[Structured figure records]
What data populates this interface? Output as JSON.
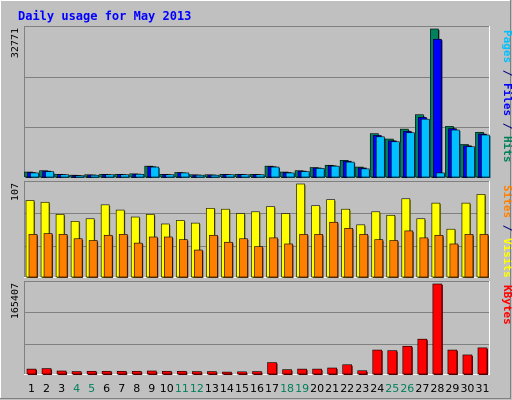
{
  "chart_data": {
    "type": "bar",
    "title": "Daily usage for May 2013",
    "categories": [
      "1",
      "2",
      "3",
      "4",
      "5",
      "6",
      "7",
      "8",
      "9",
      "10",
      "11",
      "12",
      "13",
      "14",
      "15",
      "16",
      "17",
      "18",
      "19",
      "20",
      "21",
      "22",
      "23",
      "24",
      "25",
      "26",
      "27",
      "28",
      "29",
      "30",
      "31"
    ],
    "weekend_days": [
      "4",
      "5",
      "11",
      "12",
      "18",
      "19",
      "25",
      "26"
    ],
    "panels": [
      {
        "id": "files",
        "max_label": "32771",
        "ylim": [
          0,
          32771
        ],
        "legend": [
          {
            "label": "Pages",
            "color": "#00c0ff"
          },
          {
            "label": " / ",
            "color": "#000080"
          },
          {
            "label": "Files",
            "color": "#0000ff"
          },
          {
            "label": " / ",
            "color": "#000080"
          },
          {
            "label": "Hits",
            "color": "#00805c"
          }
        ],
        "series": [
          {
            "name": "Hits",
            "color": "#00805c",
            "values": [
              1100,
              1400,
              600,
              400,
              500,
              600,
              600,
              700,
              2400,
              600,
              1000,
              500,
              500,
              600,
              600,
              600,
              2400,
              1100,
              1400,
              2100,
              2600,
              3700,
              2200,
              9600,
              8400,
              10600,
              13800,
              32771,
              11200,
              7200,
              9900
            ]
          },
          {
            "name": "Files",
            "color": "#0000ff",
            "values": [
              1000,
              1300,
              550,
              350,
              450,
              550,
              550,
              650,
              2300,
              550,
              950,
              450,
              450,
              550,
              550,
              550,
              2300,
              1000,
              1300,
              2000,
              2500,
              3500,
              2000,
              9200,
              8000,
              10100,
              13200,
              30500,
              10700,
              6900,
              9500
            ]
          },
          {
            "name": "Pages",
            "color": "#00c0ff",
            "values": [
              900,
              1200,
              500,
              300,
              400,
              500,
              500,
              600,
              2200,
              500,
              900,
              400,
              400,
              500,
              500,
              500,
              2200,
              900,
              1200,
              1900,
              2400,
              3300,
              1800,
              8900,
              7800,
              9800,
              12800,
              900,
              10400,
              6700,
              9300
            ]
          }
        ]
      },
      {
        "id": "visits",
        "max_label": "107",
        "ylim": [
          0,
          107
        ],
        "legend": [
          {
            "label": "Sites",
            "color": "#ff8000"
          },
          {
            "label": " / ",
            "color": "#000080"
          },
          {
            "label": "Visits",
            "color": "#ffff00"
          }
        ],
        "series": [
          {
            "name": "Visits",
            "color": "#ffff00",
            "values": [
              88,
              86,
              72,
              64,
              67,
              83,
              77,
              69,
              72,
              61,
              65,
              62,
              79,
              78,
              73,
              75,
              81,
              73,
              107,
              82,
              89,
              78,
              60,
              75,
              71,
              90,
              67,
              85,
              55,
              85,
              95
            ]
          },
          {
            "name": "Sites",
            "color": "#ff8000",
            "values": [
              49,
              50,
              49,
              44,
              42,
              48,
              49,
              39,
              46,
              46,
              43,
              31,
              48,
              40,
              44,
              35,
              45,
              38,
              49,
              49,
              63,
              56,
              49,
              43,
              42,
              53,
              45,
              48,
              38,
              49,
              49
            ]
          }
        ]
      },
      {
        "id": "kbytes",
        "max_label": "165407",
        "ylim": [
          0,
          165407
        ],
        "legend": [
          {
            "label": "KBytes",
            "color": "#ff0000"
          }
        ],
        "series": [
          {
            "name": "KBytes",
            "color": "#ff0000",
            "values": [
              9000,
              10000,
              5500,
              4500,
              5000,
              5000,
              5000,
              5000,
              5500,
              5000,
              5000,
              4500,
              4500,
              3500,
              4000,
              4500,
              21000,
              8000,
              9000,
              9000,
              11000,
              17000,
              6000,
              44000,
              43000,
              51000,
              64000,
              165407,
              44000,
              35000,
              48000
            ]
          }
        ]
      }
    ]
  }
}
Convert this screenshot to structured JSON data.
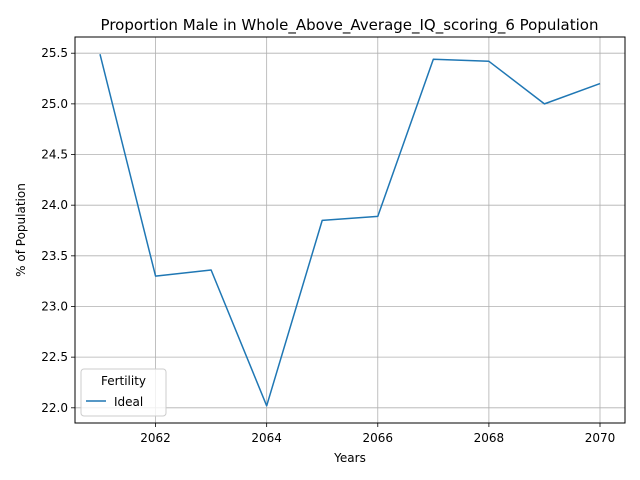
{
  "chart_data": {
    "type": "line",
    "title": "Proportion Male in Whole_Above_Average_IQ_scoring_6 Population",
    "xlabel": "Years",
    "ylabel": "% of Population",
    "xlim": [
      2060.55,
      2070.45
    ],
    "ylim": [
      21.85,
      25.66
    ],
    "xticks": [
      2062,
      2064,
      2066,
      2068,
      2070
    ],
    "yticks": [
      22.0,
      22.5,
      23.0,
      23.5,
      24.0,
      24.5,
      25.0,
      25.5
    ],
    "ytick_labels": [
      "22.0",
      "22.5",
      "23.0",
      "23.5",
      "24.0",
      "24.5",
      "25.0",
      "25.5"
    ],
    "grid": true,
    "legend": {
      "title": "Fertility",
      "placement": "lower-left"
    },
    "series": [
      {
        "name": "Ideal",
        "color": "#1f77b4",
        "x": [
          2061,
          2062,
          2063,
          2064,
          2065,
          2066,
          2067,
          2068,
          2069,
          2070
        ],
        "y": [
          25.49,
          23.3,
          23.36,
          22.02,
          23.85,
          23.89,
          25.44,
          25.42,
          25.0,
          25.2
        ]
      }
    ]
  }
}
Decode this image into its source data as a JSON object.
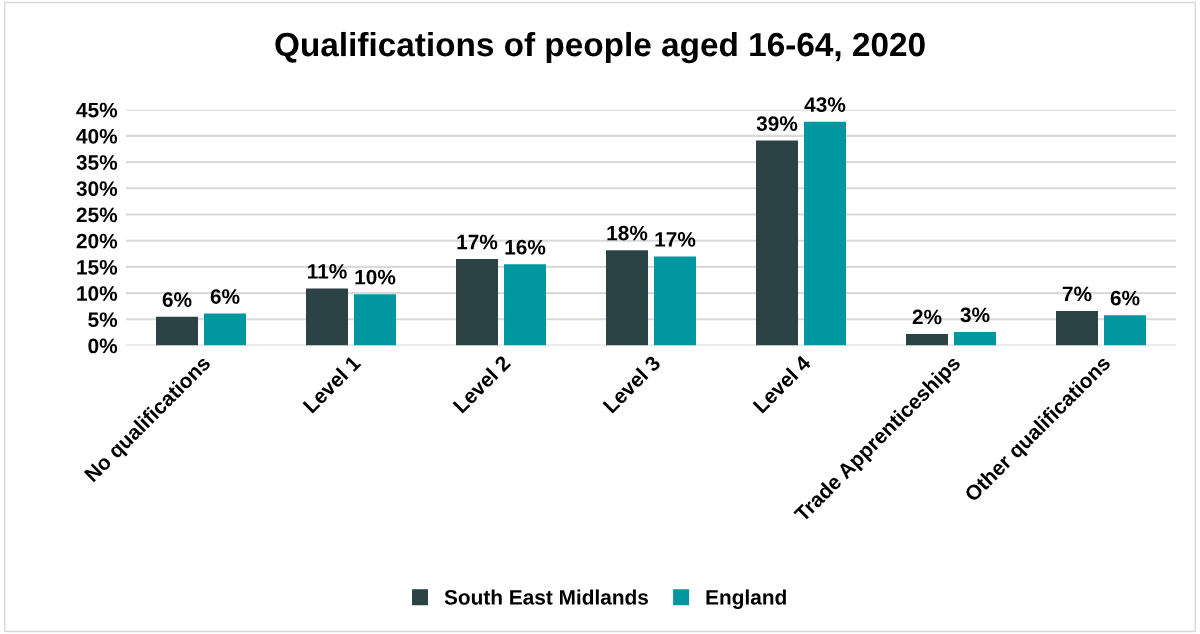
{
  "chart_data": {
    "type": "bar",
    "title": "Qualifications of people aged 16-64, 2020",
    "categories": [
      "No qualifications",
      "Level 1",
      "Level 2",
      "Level 3",
      "Level 4",
      "Trade Apprenticeships",
      "Other qualifications"
    ],
    "series": [
      {
        "name": "South East Midlands",
        "color": "#2b4345",
        "values": [
          5.5,
          10.9,
          16.5,
          18.2,
          39.1,
          2.2,
          6.6
        ],
        "value_labels": [
          "6%",
          "11%",
          "17%",
          "18%",
          "39%",
          "2%",
          "7%"
        ]
      },
      {
        "name": "England",
        "color": "#0097a0",
        "values": [
          6.1,
          9.8,
          15.5,
          17.0,
          42.7,
          2.6,
          5.8
        ],
        "value_labels": [
          "6%",
          "10%",
          "16%",
          "17%",
          "43%",
          "3%",
          "6%"
        ]
      }
    ],
    "ylim": [
      0,
      45
    ],
    "yticks": [
      {
        "value": 0,
        "label": "0%"
      },
      {
        "value": 5,
        "label": "5%"
      },
      {
        "value": 10,
        "label": "10%"
      },
      {
        "value": 15,
        "label": "15%"
      },
      {
        "value": 20,
        "label": "20%"
      },
      {
        "value": 25,
        "label": "25%"
      },
      {
        "value": 30,
        "label": "30%"
      },
      {
        "value": 35,
        "label": "35%"
      },
      {
        "value": 40,
        "label": "40%"
      },
      {
        "value": 45,
        "label": "45%"
      }
    ],
    "grid": "y",
    "legend": "bottom"
  }
}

What you have to do:
Output a faithful copy of the data, with each picture left out.

Complete output:
What data populates this interface? Output as JSON.
{
  "chart_data": {
    "type": "bar",
    "title": "Daily usage for May 2013",
    "categories": [
      "1",
      "2",
      "3",
      "4",
      "5",
      "6",
      "7",
      "8",
      "9",
      "10",
      "11",
      "12",
      "13",
      "14",
      "15",
      "16",
      "17",
      "18",
      "19",
      "20",
      "21",
      "22",
      "23",
      "24",
      "25",
      "26",
      "27",
      "28",
      "29",
      "30",
      "31"
    ],
    "weekend_days": [
      "4",
      "5",
      "11",
      "12",
      "18",
      "19",
      "25",
      "26"
    ],
    "panels": [
      {
        "id": "files",
        "max_label": "32771",
        "ylim": [
          0,
          32771
        ],
        "legend": [
          {
            "label": "Pages",
            "color": "#00c0ff"
          },
          {
            "label": " / ",
            "color": "#000080"
          },
          {
            "label": "Files",
            "color": "#0000ff"
          },
          {
            "label": " / ",
            "color": "#000080"
          },
          {
            "label": "Hits",
            "color": "#00805c"
          }
        ],
        "series": [
          {
            "name": "Hits",
            "color": "#00805c",
            "values": [
              1100,
              1400,
              600,
              400,
              500,
              600,
              600,
              700,
              2400,
              600,
              1000,
              500,
              500,
              600,
              600,
              600,
              2400,
              1100,
              1400,
              2100,
              2600,
              3700,
              2200,
              9600,
              8400,
              10600,
              13800,
              32771,
              11200,
              7200,
              9900
            ]
          },
          {
            "name": "Files",
            "color": "#0000ff",
            "values": [
              1000,
              1300,
              550,
              350,
              450,
              550,
              550,
              650,
              2300,
              550,
              950,
              450,
              450,
              550,
              550,
              550,
              2300,
              1000,
              1300,
              2000,
              2500,
              3500,
              2000,
              9200,
              8000,
              10100,
              13200,
              30500,
              10700,
              6900,
              9500
            ]
          },
          {
            "name": "Pages",
            "color": "#00c0ff",
            "values": [
              900,
              1200,
              500,
              300,
              400,
              500,
              500,
              600,
              2200,
              500,
              900,
              400,
              400,
              500,
              500,
              500,
              2200,
              900,
              1200,
              1900,
              2400,
              3300,
              1800,
              8900,
              7800,
              9800,
              12800,
              900,
              10400,
              6700,
              9300
            ]
          }
        ]
      },
      {
        "id": "visits",
        "max_label": "107",
        "ylim": [
          0,
          107
        ],
        "legend": [
          {
            "label": "Sites",
            "color": "#ff8000"
          },
          {
            "label": " / ",
            "color": "#000080"
          },
          {
            "label": "Visits",
            "color": "#ffff00"
          }
        ],
        "series": [
          {
            "name": "Visits",
            "color": "#ffff00",
            "values": [
              88,
              86,
              72,
              64,
              67,
              83,
              77,
              69,
              72,
              61,
              65,
              62,
              79,
              78,
              73,
              75,
              81,
              73,
              107,
              82,
              89,
              78,
              60,
              75,
              71,
              90,
              67,
              85,
              55,
              85,
              95
            ]
          },
          {
            "name": "Sites",
            "color": "#ff8000",
            "values": [
              49,
              50,
              49,
              44,
              42,
              48,
              49,
              39,
              46,
              46,
              43,
              31,
              48,
              40,
              44,
              35,
              45,
              38,
              49,
              49,
              63,
              56,
              49,
              43,
              42,
              53,
              45,
              48,
              38,
              49,
              49
            ]
          }
        ]
      },
      {
        "id": "kbytes",
        "max_label": "165407",
        "ylim": [
          0,
          165407
        ],
        "legend": [
          {
            "label": "KBytes",
            "color": "#ff0000"
          }
        ],
        "series": [
          {
            "name": "KBytes",
            "color": "#ff0000",
            "values": [
              9000,
              10000,
              5500,
              4500,
              5000,
              5000,
              5000,
              5000,
              5500,
              5000,
              5000,
              4500,
              4500,
              3500,
              4000,
              4500,
              21000,
              8000,
              9000,
              9000,
              11000,
              17000,
              6000,
              44000,
              43000,
              51000,
              64000,
              165407,
              44000,
              35000,
              48000
            ]
          }
        ]
      }
    ]
  }
}
Convert this screenshot to structured JSON data.
{
  "chart_data": {
    "type": "line",
    "title": "Proportion Male in Whole_Above_Average_IQ_scoring_6 Population",
    "xlabel": "Years",
    "ylabel": "% of Population",
    "xlim": [
      2060.55,
      2070.45
    ],
    "ylim": [
      21.85,
      25.66
    ],
    "xticks": [
      2062,
      2064,
      2066,
      2068,
      2070
    ],
    "yticks": [
      22.0,
      22.5,
      23.0,
      23.5,
      24.0,
      24.5,
      25.0,
      25.5
    ],
    "ytick_labels": [
      "22.0",
      "22.5",
      "23.0",
      "23.5",
      "24.0",
      "24.5",
      "25.0",
      "25.5"
    ],
    "grid": true,
    "legend": {
      "title": "Fertility",
      "placement": "lower-left"
    },
    "series": [
      {
        "name": "Ideal",
        "color": "#1f77b4",
        "x": [
          2061,
          2062,
          2063,
          2064,
          2065,
          2066,
          2067,
          2068,
          2069,
          2070
        ],
        "y": [
          25.49,
          23.3,
          23.36,
          22.02,
          23.85,
          23.89,
          25.44,
          25.42,
          25.0,
          25.2
        ]
      }
    ]
  }
}
Decode this image into its source data as a JSON object.
{
  "chart_data": {
    "type": "bar",
    "title": "Qualifications of people aged 16-64, 2020",
    "categories": [
      "No qualifications",
      "Level 1",
      "Level 2",
      "Level 3",
      "Level 4",
      "Trade Apprenticeships",
      "Other qualifications"
    ],
    "series": [
      {
        "name": "South East Midlands",
        "color": "#2b4345",
        "values": [
          5.5,
          10.9,
          16.5,
          18.2,
          39.1,
          2.2,
          6.6
        ],
        "value_labels": [
          "6%",
          "11%",
          "17%",
          "18%",
          "39%",
          "2%",
          "7%"
        ]
      },
      {
        "name": "England",
        "color": "#0097a0",
        "values": [
          6.1,
          9.8,
          15.5,
          17.0,
          42.7,
          2.6,
          5.8
        ],
        "value_labels": [
          "6%",
          "10%",
          "16%",
          "17%",
          "43%",
          "3%",
          "6%"
        ]
      }
    ],
    "ylim": [
      0,
      45
    ],
    "yticks": [
      {
        "value": 0,
        "label": "0%"
      },
      {
        "value": 5,
        "label": "5%"
      },
      {
        "value": 10,
        "label": "10%"
      },
      {
        "value": 15,
        "label": "15%"
      },
      {
        "value": 20,
        "label": "20%"
      },
      {
        "value": 25,
        "label": "25%"
      },
      {
        "value": 30,
        "label": "30%"
      },
      {
        "value": 35,
        "label": "35%"
      },
      {
        "value": 40,
        "label": "40%"
      },
      {
        "value": 45,
        "label": "45%"
      }
    ],
    "grid": "y",
    "legend": "bottom"
  }
}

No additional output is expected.